Data items:
────────────────

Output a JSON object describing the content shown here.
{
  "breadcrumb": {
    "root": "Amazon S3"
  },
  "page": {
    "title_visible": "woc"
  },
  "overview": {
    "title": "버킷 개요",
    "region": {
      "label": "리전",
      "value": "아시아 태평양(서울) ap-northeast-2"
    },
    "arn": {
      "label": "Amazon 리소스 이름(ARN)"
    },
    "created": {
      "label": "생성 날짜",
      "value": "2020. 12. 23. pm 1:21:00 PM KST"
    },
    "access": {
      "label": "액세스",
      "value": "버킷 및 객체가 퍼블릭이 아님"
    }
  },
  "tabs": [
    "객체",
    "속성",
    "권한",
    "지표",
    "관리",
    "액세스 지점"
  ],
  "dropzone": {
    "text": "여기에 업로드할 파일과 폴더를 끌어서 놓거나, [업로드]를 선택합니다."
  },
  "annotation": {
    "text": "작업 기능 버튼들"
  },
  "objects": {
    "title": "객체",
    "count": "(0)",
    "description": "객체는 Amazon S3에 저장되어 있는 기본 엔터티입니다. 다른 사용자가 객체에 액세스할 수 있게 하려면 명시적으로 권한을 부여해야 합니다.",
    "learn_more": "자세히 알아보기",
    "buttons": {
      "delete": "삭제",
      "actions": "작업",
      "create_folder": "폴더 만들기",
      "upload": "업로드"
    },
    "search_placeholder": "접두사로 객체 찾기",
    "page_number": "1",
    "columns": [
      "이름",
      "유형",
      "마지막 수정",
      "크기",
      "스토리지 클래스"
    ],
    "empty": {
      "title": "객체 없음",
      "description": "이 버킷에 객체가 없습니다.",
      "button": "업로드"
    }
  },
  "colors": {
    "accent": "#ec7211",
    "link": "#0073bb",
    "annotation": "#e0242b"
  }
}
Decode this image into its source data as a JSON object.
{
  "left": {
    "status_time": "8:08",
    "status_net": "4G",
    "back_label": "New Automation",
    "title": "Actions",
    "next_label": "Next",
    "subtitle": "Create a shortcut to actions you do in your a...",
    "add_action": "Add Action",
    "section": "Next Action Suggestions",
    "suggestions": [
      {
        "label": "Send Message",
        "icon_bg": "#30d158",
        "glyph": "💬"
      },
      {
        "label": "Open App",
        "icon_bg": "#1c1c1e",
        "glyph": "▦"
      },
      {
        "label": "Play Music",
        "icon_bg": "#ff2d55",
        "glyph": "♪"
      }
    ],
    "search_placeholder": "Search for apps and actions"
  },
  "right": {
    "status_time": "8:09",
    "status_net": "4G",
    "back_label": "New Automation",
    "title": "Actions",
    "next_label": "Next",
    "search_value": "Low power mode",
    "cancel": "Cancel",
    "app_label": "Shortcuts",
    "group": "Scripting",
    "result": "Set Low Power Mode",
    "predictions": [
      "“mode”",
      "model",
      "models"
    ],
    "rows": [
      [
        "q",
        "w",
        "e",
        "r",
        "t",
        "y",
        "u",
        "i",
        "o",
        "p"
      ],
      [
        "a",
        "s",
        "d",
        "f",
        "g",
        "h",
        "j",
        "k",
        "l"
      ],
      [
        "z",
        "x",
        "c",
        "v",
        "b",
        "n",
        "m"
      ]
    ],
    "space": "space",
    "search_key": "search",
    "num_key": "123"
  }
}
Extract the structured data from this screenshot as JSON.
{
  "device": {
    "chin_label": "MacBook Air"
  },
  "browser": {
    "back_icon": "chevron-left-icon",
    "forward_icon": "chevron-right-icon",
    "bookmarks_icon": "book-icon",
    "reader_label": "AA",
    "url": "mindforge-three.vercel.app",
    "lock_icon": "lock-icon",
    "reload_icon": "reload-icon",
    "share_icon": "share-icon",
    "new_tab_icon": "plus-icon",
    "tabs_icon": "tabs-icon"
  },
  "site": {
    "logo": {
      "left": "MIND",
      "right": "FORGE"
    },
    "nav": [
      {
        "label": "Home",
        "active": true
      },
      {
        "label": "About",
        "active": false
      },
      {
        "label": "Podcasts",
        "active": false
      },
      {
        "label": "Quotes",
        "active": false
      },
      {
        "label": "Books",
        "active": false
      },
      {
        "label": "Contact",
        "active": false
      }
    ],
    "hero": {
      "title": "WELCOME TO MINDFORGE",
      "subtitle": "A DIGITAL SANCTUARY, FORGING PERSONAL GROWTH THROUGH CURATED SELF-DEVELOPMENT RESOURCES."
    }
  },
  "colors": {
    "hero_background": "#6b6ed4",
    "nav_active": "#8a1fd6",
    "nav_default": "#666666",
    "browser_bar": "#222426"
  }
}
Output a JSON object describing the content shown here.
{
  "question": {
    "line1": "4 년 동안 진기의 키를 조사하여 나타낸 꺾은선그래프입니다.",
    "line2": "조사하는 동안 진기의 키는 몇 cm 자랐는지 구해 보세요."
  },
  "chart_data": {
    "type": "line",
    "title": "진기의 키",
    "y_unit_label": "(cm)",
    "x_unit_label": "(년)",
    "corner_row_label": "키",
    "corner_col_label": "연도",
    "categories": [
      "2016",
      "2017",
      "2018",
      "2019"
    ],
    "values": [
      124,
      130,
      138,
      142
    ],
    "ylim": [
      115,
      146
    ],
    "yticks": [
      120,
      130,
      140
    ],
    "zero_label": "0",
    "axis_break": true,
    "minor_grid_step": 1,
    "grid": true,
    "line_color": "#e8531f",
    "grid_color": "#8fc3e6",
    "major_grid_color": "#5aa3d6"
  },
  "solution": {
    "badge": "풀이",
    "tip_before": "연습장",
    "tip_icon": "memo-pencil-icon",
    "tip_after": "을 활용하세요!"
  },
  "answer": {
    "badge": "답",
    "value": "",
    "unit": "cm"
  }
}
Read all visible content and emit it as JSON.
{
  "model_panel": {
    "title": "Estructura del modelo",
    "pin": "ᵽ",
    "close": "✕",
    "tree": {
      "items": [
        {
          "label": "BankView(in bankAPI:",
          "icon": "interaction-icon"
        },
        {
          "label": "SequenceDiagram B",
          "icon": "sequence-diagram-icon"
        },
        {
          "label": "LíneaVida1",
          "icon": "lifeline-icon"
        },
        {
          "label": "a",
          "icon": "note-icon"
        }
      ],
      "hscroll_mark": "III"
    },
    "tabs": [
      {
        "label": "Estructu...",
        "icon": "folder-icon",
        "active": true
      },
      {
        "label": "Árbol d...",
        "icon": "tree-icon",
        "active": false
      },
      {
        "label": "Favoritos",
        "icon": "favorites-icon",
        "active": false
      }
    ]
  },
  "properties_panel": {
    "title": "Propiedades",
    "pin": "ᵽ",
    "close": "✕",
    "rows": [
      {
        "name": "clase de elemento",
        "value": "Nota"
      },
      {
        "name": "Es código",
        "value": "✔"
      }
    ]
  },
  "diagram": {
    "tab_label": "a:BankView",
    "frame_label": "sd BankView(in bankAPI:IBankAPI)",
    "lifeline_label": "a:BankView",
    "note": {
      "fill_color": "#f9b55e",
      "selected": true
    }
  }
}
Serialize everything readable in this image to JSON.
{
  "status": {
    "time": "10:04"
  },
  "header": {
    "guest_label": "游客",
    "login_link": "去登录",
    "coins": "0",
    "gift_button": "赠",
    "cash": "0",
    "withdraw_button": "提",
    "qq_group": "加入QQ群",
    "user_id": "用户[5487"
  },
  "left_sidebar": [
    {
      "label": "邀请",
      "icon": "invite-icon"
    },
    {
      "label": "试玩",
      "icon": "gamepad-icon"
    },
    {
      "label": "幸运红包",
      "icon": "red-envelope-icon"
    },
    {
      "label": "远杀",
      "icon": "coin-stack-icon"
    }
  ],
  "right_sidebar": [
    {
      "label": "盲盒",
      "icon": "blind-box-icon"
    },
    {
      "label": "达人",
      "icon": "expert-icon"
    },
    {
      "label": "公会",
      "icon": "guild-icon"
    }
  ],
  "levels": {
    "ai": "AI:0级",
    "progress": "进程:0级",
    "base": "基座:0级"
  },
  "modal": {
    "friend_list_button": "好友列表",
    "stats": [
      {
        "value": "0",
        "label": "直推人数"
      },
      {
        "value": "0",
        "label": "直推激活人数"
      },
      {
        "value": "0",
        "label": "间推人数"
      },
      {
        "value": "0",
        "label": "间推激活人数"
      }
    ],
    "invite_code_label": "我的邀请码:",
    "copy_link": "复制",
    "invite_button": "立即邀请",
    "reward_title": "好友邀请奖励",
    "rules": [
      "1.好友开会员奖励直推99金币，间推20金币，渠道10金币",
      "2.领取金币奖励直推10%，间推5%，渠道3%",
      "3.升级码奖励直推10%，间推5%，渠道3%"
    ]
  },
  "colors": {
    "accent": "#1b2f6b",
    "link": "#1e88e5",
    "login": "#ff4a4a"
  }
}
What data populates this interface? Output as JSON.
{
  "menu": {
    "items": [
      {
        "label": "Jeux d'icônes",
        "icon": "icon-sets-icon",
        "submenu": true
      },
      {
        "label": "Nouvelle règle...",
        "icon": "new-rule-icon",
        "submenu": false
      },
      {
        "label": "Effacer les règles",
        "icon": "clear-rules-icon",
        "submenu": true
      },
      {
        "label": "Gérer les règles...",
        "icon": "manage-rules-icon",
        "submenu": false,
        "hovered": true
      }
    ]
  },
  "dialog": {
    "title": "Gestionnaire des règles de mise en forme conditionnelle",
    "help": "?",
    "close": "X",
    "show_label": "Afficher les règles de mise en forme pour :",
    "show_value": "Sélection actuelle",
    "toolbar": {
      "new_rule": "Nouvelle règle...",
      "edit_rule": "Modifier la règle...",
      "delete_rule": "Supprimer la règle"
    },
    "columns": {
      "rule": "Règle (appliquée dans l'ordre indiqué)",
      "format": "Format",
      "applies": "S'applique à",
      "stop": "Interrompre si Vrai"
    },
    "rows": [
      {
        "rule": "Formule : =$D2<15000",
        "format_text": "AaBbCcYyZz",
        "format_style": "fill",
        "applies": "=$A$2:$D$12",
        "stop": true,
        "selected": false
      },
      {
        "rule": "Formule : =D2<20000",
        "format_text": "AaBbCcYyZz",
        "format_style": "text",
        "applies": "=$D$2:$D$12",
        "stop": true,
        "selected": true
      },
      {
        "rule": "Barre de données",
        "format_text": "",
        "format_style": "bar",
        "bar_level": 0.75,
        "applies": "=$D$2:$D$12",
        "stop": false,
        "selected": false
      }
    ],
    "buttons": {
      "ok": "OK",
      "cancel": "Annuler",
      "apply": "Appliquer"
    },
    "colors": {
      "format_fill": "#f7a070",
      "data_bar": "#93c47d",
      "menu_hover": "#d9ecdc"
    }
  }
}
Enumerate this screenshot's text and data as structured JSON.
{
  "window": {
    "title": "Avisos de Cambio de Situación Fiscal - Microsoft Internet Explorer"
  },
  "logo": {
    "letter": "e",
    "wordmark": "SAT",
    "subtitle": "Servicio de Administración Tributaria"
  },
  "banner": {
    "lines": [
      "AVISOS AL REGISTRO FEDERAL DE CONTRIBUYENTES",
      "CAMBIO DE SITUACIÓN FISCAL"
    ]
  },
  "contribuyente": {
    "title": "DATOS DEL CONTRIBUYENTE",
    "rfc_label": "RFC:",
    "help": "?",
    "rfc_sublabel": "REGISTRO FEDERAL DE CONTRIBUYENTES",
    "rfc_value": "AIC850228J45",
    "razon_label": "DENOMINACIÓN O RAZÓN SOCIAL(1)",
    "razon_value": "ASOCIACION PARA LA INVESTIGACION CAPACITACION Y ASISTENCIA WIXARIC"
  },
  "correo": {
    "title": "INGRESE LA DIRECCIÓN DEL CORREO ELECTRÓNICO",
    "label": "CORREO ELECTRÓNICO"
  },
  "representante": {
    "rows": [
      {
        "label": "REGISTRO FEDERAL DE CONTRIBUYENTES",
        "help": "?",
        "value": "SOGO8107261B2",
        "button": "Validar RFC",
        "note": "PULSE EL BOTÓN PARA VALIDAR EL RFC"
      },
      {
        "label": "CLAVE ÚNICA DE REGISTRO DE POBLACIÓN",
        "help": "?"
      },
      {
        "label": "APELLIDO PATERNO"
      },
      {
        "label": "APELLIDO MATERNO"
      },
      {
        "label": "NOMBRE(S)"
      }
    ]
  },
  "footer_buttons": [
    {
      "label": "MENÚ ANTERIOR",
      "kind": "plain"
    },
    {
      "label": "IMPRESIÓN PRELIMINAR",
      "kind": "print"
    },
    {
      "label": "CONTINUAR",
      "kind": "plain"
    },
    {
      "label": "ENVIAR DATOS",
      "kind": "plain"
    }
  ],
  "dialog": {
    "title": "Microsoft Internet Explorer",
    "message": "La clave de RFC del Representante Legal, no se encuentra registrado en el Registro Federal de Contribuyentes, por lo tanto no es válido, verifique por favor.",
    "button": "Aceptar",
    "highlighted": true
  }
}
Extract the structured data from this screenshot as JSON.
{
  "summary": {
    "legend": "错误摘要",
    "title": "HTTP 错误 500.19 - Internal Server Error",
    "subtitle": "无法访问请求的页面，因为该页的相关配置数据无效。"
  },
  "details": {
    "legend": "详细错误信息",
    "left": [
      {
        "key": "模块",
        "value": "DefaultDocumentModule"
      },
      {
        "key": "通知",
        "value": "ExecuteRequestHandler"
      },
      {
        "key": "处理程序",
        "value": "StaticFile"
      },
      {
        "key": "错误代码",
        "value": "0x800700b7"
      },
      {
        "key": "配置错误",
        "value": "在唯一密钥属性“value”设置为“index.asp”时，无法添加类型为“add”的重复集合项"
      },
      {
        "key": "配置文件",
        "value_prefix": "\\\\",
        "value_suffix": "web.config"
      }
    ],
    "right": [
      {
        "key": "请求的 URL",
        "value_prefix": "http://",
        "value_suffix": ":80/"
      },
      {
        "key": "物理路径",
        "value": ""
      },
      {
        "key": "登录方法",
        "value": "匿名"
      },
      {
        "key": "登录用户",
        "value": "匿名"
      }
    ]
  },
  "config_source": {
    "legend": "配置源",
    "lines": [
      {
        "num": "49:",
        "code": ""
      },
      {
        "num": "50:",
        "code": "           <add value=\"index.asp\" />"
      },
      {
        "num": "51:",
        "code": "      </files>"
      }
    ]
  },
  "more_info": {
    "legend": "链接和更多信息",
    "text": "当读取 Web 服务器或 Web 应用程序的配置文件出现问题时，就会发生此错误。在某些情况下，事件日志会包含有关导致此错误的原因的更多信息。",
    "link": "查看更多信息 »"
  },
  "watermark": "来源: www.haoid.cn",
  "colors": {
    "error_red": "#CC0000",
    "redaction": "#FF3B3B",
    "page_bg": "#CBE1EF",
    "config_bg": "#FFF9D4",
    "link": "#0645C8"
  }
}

────────────────

== Task directions ==
Report how many lines in this data include the string "selected", and nothing else.

== Exercise result ==
4